## [THE TASK]
Type the records out again in full, exactly.

## [INPUT FOR THIS TASK]

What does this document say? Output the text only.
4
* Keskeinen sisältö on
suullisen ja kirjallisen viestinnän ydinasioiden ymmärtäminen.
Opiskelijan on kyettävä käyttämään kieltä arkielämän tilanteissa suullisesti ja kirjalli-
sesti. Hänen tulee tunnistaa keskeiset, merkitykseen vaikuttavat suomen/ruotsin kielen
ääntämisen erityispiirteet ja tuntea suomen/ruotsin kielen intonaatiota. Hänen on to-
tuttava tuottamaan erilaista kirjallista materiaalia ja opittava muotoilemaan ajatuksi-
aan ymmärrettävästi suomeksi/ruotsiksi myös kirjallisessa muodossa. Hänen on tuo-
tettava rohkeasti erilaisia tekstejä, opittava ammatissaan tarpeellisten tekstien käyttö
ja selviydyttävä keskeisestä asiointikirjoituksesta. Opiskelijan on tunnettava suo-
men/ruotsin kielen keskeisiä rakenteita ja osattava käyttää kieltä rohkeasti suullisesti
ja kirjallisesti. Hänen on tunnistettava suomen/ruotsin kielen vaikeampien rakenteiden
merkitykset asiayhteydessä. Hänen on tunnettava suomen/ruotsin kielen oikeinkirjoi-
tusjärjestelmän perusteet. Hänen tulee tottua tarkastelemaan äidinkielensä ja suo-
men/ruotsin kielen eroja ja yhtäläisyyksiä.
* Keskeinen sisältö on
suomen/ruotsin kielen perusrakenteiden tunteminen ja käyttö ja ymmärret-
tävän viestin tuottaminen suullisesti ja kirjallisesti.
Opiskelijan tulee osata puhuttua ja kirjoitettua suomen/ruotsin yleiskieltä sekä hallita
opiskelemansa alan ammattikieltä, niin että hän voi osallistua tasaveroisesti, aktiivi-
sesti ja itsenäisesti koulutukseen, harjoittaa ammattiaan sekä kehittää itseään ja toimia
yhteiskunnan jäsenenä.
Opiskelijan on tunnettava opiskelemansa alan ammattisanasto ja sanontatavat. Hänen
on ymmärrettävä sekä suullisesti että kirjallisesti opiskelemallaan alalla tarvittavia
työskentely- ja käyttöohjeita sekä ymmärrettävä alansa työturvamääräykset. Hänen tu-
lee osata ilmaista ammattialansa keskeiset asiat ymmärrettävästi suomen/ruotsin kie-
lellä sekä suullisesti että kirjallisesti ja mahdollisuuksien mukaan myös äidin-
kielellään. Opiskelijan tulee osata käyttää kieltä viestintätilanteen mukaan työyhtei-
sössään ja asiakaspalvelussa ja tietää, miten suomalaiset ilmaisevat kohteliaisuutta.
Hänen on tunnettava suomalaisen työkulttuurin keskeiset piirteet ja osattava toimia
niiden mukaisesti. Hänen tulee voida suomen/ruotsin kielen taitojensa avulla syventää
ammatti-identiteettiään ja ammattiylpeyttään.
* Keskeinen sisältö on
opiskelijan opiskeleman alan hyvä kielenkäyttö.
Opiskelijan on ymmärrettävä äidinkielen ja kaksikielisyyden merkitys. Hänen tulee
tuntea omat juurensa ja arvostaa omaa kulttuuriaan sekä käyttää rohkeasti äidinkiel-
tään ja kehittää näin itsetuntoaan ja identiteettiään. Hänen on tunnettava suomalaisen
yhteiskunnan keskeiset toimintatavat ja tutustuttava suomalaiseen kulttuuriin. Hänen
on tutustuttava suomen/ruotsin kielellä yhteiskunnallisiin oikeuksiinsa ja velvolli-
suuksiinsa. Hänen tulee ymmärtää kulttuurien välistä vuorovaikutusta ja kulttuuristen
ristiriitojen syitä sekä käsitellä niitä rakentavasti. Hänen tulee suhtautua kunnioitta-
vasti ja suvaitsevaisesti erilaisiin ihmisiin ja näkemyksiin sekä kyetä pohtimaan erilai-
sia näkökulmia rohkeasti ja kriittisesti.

## [SOLUTION TO THE EXERCISE]
What does this document say? Output the text only.
4
* Keskeinen sisältö on
suullisen ja kirjallisen viestinnän ydinasioiden ymmärtäminen.
Opiskelijan on kyettävä käyttämään kieltä arkielämän tilanteissa suullisesti ja kirjalli-
sesti. Hänen tulee tunnistaa keskeiset, merkitykseen vaikuttavat suomen/ruotsin kielen
ääntämisen erityispiirteet ja tuntea suomen/ruotsin kielen intonaatiota. Hänen on to-
tuttava tuottamaan erilaista kirjallista materiaalia ja opittava muotoilemaan ajatuksi-
aan ymmärrettävästi suomeksi/ruotsiksi myös kirjallisessa muodossa. Hänen on tuo-
tettava rohkeasti erilaisia tekstejä, opittava ammatissaan tarpeellisten tekstien käyttö
ja selviydyttävä keskeisestä asiointikirjoituksesta. Opiskelijan on tunnettava suo-
men/ruotsin kielen keskeisiä rakenteita ja osattava käyttää kieltä rohkeasti suullisesti
ja kirjallisesti. Hänen on tunnistettava suomen/ruotsin kielen vaikeampien rakenteiden
merkitykset asiayhteydessä. Hänen on tunnettava suomen/ruotsin kielen oikeinkirjoi-
tusjärjestelmän perusteet. Hänen tulee tottua tarkastelemaan äidinkielensä ja suo-
men/ruotsin kielen eroja ja yhtäläisyyksiä.
* Keskeinen sisältö on
suomen/ruotsin kielen perusrakenteiden tunteminen ja käyttö ja ymmärret-
tävän viestin tuottaminen suullisesti ja kirjallisesti.
Opiskelijan tulee osata puhuttua ja kirjoitettua suomen/ruotsin yleiskieltä sekä hallita
opiskelemansa alan ammattikieltä, niin että hän voi osallistua tasaveroisesti, aktiivi-
sesti ja itsenäisesti koulutukseen, harjoittaa ammattiaan sekä kehittää itseään ja toimia
yhteiskunnan jäsenenä.
Opiskelijan on tunnettava opiskelemansa alan ammattisanasto ja sanontatavat. Hänen
on ymmärrettävä sekä suullisesti että kirjallisesti opiskelemallaan alalla tarvittavia
työskentely- ja käyttöohjeita sekä ymmärrettävä alansa työturvamääräykset. Hänen tu-
lee osata ilmaista ammattialansa keskeiset asiat ymmärrettävästi suomen/ruotsin kie-
lellä sekä suullisesti että kirjallisesti ja mahdollisuuksien mukaan myös äidin-
kielellään. Opiskelijan tulee osata käyttää kieltä viestintätilanteen mukaan työyhtei-
sössään ja asiakaspalvelussa ja tietää, miten suomalaiset ilmaisevat kohteliaisuutta.
Hänen on tunnettava suomalaisen työkulttuurin keskeiset piirteet ja osattava toimia
niiden mukaisesti. Hänen tulee voida suomen/ruotsin kielen taitojensa avulla syventää
ammatti-identiteettiään ja ammattiylpeyttään.
* Keskeinen sisältö on
opiskelijan opiskeleman alan hyvä kielenkäyttö.
Opiskelijan on ymmärrettävä äidinkielen ja kaksikielisyyden merkitys. Hänen tulee
tuntea omat juurensa ja arvostaa omaa kulttuuriaan sekä käyttää rohkeasti äidinkiel-
tään ja kehittää näin itsetuntoaan ja identiteettiään. Hänen on tunnettava suomalaisen
yhteiskunnan keskeiset toimintatavat ja tutustuttava suomalaiseen kulttuuriin. Hänen
on tutustuttava suomen/ruotsin kielellä yhteiskunnallisiin oikeuksiinsa ja velvolli-
suuksiinsa. Hänen tulee ymmärtää kulttuurien välistä vuorovaikutusta ja kulttuuristen
ristiriitojen syitä sekä käsitellä niitä rakentavasti. Hänen tulee suhtautua kunnioitta-
vasti ja suvaitsevaisesti erilaisiin ihmisiin ja näkemyksiin sekä kyetä pohtimaan erilai-
sia näkökulmia rohkeasti ja kriittisesti.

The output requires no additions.